START
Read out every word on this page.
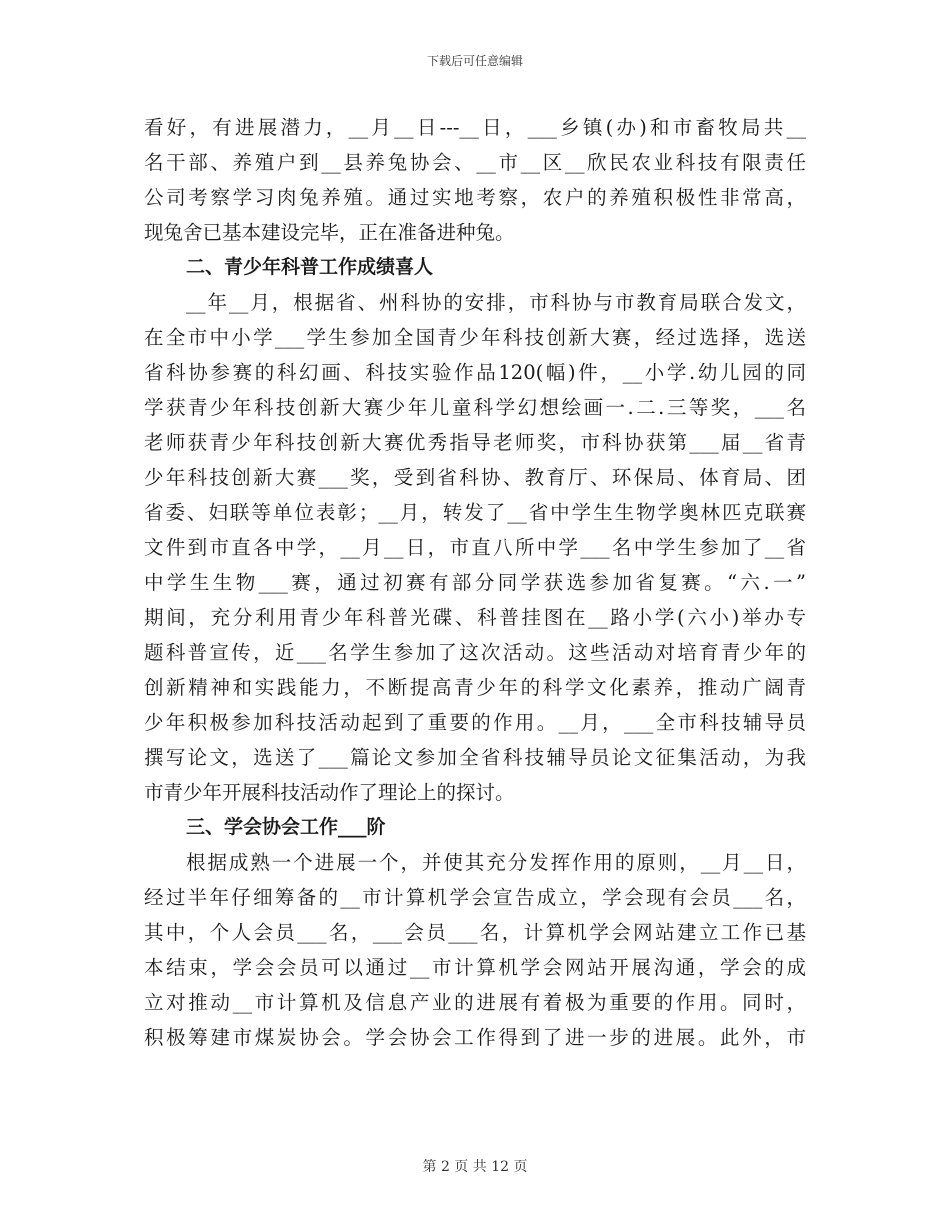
下载后可任意编辑
看好，有进展潜力，__月__日---__日，___乡镇(办)和市畜牧局共__
名干部、养殖户到__县养兔协会、__市__区__欣民农业科技有限责任
公司考察学习肉兔养殖。通过实地考察，农户的养殖积极性非常高，
现兔舍已基本建设完毕，正在准备进种兔。
二、青少年科普工作成绩喜人
__年__月，根据省、州科协的安排，市科协与市教育局联合发文，
在全市中小学___学生参加全国青少年科技创新大赛，经过选择，选送
省科协参赛的科幻画、科技实验作品120(幅)件，__小学.幼儿园的同
学获青少年科技创新大赛少年儿童科学幻想绘画一.二.三等奖，___名
老师获青少年科技创新大赛优秀指导老师奖，市科协获第___届__省青
少年科技创新大赛___奖，受到省科协、教育厅、环保局、体育局、团
省委、妇联等单位表彰；__月，转发了__省中学生生物学奥林匹克联赛
文件到市直各中学，__月__日，市直八所中学___名中学生参加了__省
中学生生物___赛，通过初赛有部分同学获选参加省复赛。“六.一”
期间，充分利用青少年科普光碟、科普挂图在__路小学(六小)举办专
题科普宣传，近___名学生参加了这次活动。这些活动对培育青少年的
创新精神和实践能力，不断提高青少年的科学文化素养，推动广阔青
少年积极参加科技活动起到了重要的作用。__月，___全市科技辅导员
撰写论文，选送了___篇论文参加全省科技辅导员论文征集活动，为我
市青少年开展科技活动作了理论上的探讨。
三、学会协会工作___阶
根据成熟一个进展一个，并使其充分发挥作用的原则，__月__日，
经过半年仔细筹备的__市计算机学会宣告成立，学会现有会员___名，
其中，个人会员___名，___会员___名，计算机学会网站建立工作已基
本结束，学会会员可以通过__市计算机学会网站开展沟通，学会的成
立对推动__市计算机及信息产业的进展有着极为重要的作用。同时，
积极筹建市煤炭协会。学会协会工作得到了进一步的进展。此外，市
第 2 页 共 12 页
END
## EXERCISE GOAL
Retype each line of the listing above word for word. Exclude the pictures.

## THE RESULT
Read out every word on this page.
下载后可任意编辑
看好，有进展潜力，__月__日---__日，___乡镇(办)和市畜牧局共__
名干部、养殖户到__县养兔协会、__市__区__欣民农业科技有限责任
公司考察学习肉兔养殖。通过实地考察，农户的养殖积极性非常高，
现兔舍已基本建设完毕，正在准备进种兔。
二、青少年科普工作成绩喜人
__年__月，根据省、州科协的安排，市科协与市教育局联合发文，
在全市中小学___学生参加全国青少年科技创新大赛，经过选择，选送
省科协参赛的科幻画、科技实验作品120(幅)件，__小学.幼儿园的同
学获青少年科技创新大赛少年儿童科学幻想绘画一.二.三等奖，___名
老师获青少年科技创新大赛优秀指导老师奖，市科协获第___届__省青
少年科技创新大赛___奖，受到省科协、教育厅、环保局、体育局、团
省委、妇联等单位表彰；__月，转发了__省中学生生物学奥林匹克联赛
文件到市直各中学，__月__日，市直八所中学___名中学生参加了__省
中学生生物___赛，通过初赛有部分同学获选参加省复赛。“六.一”
期间，充分利用青少年科普光碟、科普挂图在__路小学(六小)举办专
题科普宣传，近___名学生参加了这次活动。这些活动对培育青少年的
创新精神和实践能力，不断提高青少年的科学文化素养，推动广阔青
少年积极参加科技活动起到了重要的作用。__月，___全市科技辅导员
撰写论文，选送了___篇论文参加全省科技辅导员论文征集活动，为我
市青少年开展科技活动作了理论上的探讨。
三、学会协会工作___阶
根据成熟一个进展一个，并使其充分发挥作用的原则，__月__日，
经过半年仔细筹备的__市计算机学会宣告成立，学会现有会员___名，
其中，个人会员___名，___会员___名，计算机学会网站建立工作已基
本结束，学会会员可以通过__市计算机学会网站开展沟通，学会的成
立对推动__市计算机及信息产业的进展有着极为重要的作用。同时，
积极筹建市煤炭协会。学会协会工作得到了进一步的进展。此外，市
第 2 页 共 12 页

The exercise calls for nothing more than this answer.